Written task:
The entries below should be given again exactly, minus their pictures.

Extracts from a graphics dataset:

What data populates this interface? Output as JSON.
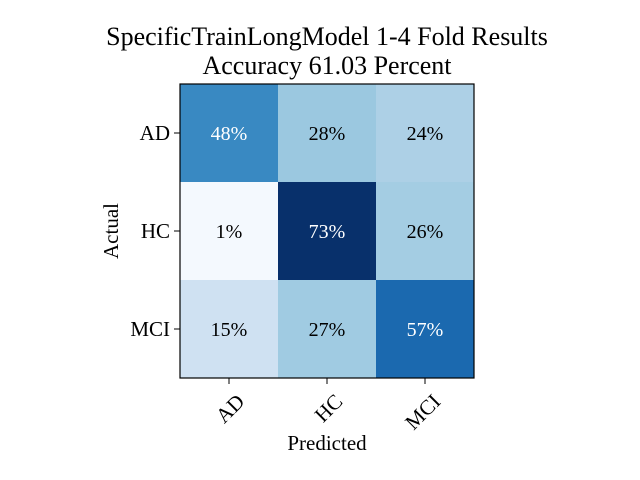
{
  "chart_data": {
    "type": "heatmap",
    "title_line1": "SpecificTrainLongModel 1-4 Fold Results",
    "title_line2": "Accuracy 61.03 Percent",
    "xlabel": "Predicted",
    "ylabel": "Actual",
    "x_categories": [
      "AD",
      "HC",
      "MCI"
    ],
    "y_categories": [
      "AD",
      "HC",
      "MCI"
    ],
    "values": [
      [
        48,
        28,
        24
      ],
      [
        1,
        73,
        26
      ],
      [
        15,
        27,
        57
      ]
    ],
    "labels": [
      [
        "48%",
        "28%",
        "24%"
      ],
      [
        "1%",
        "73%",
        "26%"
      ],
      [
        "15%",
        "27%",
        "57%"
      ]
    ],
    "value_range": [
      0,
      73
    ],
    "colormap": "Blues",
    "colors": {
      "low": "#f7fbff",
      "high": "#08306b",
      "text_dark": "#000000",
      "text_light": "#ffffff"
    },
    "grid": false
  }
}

Solution to the exercise:
What data populates this interface? Output as JSON.
{
  "chart_data": {
    "type": "heatmap",
    "title_line1": "SpecificTrainLongModel 1-4 Fold Results",
    "title_line2": "Accuracy 61.03 Percent",
    "xlabel": "Predicted",
    "ylabel": "Actual",
    "x_categories": [
      "AD",
      "HC",
      "MCI"
    ],
    "y_categories": [
      "AD",
      "HC",
      "MCI"
    ],
    "values": [
      [
        48,
        28,
        24
      ],
      [
        1,
        73,
        26
      ],
      [
        15,
        27,
        57
      ]
    ],
    "labels": [
      [
        "48%",
        "28%",
        "24%"
      ],
      [
        "1%",
        "73%",
        "26%"
      ],
      [
        "15%",
        "27%",
        "57%"
      ]
    ],
    "value_range": [
      0,
      73
    ],
    "colormap": "Blues",
    "colors": {
      "low": "#f7fbff",
      "high": "#08306b",
      "text_dark": "#000000",
      "text_light": "#ffffff"
    },
    "grid": false
  }
}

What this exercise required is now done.